## WHAT IS ASKED
Retype the listing that follows, word for word.

## Dataset records
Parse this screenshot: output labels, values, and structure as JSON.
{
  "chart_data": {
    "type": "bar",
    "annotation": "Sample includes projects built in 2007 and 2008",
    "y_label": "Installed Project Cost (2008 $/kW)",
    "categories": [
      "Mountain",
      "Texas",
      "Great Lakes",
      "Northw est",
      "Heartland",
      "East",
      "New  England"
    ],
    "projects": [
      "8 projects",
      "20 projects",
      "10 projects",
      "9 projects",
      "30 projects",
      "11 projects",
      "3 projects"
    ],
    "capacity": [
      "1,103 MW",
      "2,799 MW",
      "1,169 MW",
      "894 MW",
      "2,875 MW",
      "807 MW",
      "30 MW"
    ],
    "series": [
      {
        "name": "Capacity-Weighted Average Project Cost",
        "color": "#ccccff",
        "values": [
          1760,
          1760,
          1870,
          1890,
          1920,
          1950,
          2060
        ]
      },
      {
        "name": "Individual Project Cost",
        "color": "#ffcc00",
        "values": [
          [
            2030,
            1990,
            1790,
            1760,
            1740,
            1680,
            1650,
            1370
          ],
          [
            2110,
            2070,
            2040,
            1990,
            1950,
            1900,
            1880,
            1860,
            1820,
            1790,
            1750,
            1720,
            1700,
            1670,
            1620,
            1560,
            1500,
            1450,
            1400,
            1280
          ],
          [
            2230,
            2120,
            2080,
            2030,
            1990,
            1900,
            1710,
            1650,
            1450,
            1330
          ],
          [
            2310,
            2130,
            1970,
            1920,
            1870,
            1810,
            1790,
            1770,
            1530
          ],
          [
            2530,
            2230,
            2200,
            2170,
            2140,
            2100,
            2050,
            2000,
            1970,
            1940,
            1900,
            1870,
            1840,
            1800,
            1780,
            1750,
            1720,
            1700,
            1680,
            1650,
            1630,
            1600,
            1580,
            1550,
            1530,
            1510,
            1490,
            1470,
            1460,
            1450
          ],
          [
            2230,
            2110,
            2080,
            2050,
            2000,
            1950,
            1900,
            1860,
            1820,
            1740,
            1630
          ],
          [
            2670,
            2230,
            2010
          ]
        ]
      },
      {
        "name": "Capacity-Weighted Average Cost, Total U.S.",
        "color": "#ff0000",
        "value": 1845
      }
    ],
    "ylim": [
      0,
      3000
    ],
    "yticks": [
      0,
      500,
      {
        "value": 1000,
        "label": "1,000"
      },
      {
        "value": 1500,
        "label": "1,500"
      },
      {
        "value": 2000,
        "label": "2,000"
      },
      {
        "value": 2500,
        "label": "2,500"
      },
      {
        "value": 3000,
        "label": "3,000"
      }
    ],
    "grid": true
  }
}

## THE COMPLETED TASK
Parse this screenshot: output labels, values, and structure as JSON.
{
  "chart_data": {
    "type": "bar",
    "annotation": "Sample includes projects built in 2007 and 2008",
    "y_label": "Installed Project Cost (2008 $/kW)",
    "categories": [
      "Mountain",
      "Texas",
      "Great Lakes",
      "Northw est",
      "Heartland",
      "East",
      "New  England"
    ],
    "projects": [
      "8 projects",
      "20 projects",
      "10 projects",
      "9 projects",
      "30 projects",
      "11 projects",
      "3 projects"
    ],
    "capacity": [
      "1,103 MW",
      "2,799 MW",
      "1,169 MW",
      "894 MW",
      "2,875 MW",
      "807 MW",
      "30 MW"
    ],
    "series": [
      {
        "name": "Capacity-Weighted Average Project Cost",
        "color": "#ccccff",
        "values": [
          1760,
          1760,
          1870,
          1890,
          1920,
          1950,
          2060
        ]
      },
      {
        "name": "Individual Project Cost",
        "color": "#ffcc00",
        "values": [
          [
            2030,
            1990,
            1790,
            1760,
            1740,
            1680,
            1650,
            1370
          ],
          [
            2110,
            2070,
            2040,
            1990,
            1950,
            1900,
            1880,
            1860,
            1820,
            1790,
            1750,
            1720,
            1700,
            1670,
            1620,
            1560,
            1500,
            1450,
            1400,
            1280
          ],
          [
            2230,
            2120,
            2080,
            2030,
            1990,
            1900,
            1710,
            1650,
            1450,
            1330
          ],
          [
            2310,
            2130,
            1970,
            1920,
            1870,
            1810,
            1790,
            1770,
            1530
          ],
          [
            2530,
            2230,
            2200,
            2170,
            2140,
            2100,
            2050,
            2000,
            1970,
            1940,
            1900,
            1870,
            1840,
            1800,
            1780,
            1750,
            1720,
            1700,
            1680,
            1650,
            1630,
            1600,
            1580,
            1550,
            1530,
            1510,
            1490,
            1470,
            1460,
            1450
          ],
          [
            2230,
            2110,
            2080,
            2050,
            2000,
            1950,
            1900,
            1860,
            1820,
            1740,
            1630
          ],
          [
            2670,
            2230,
            2010
          ]
        ]
      },
      {
        "name": "Capacity-Weighted Average Cost, Total U.S.",
        "color": "#ff0000",
        "value": 1845
      }
    ],
    "ylim": [
      0,
      3000
    ],
    "yticks": [
      0,
      500,
      {
        "value": 1000,
        "label": "1,000"
      },
      {
        "value": 1500,
        "label": "1,500"
      },
      {
        "value": 2000,
        "label": "2,000"
      },
      {
        "value": 2500,
        "label": "2,500"
      },
      {
        "value": 3000,
        "label": "3,000"
      }
    ],
    "grid": true
  }
}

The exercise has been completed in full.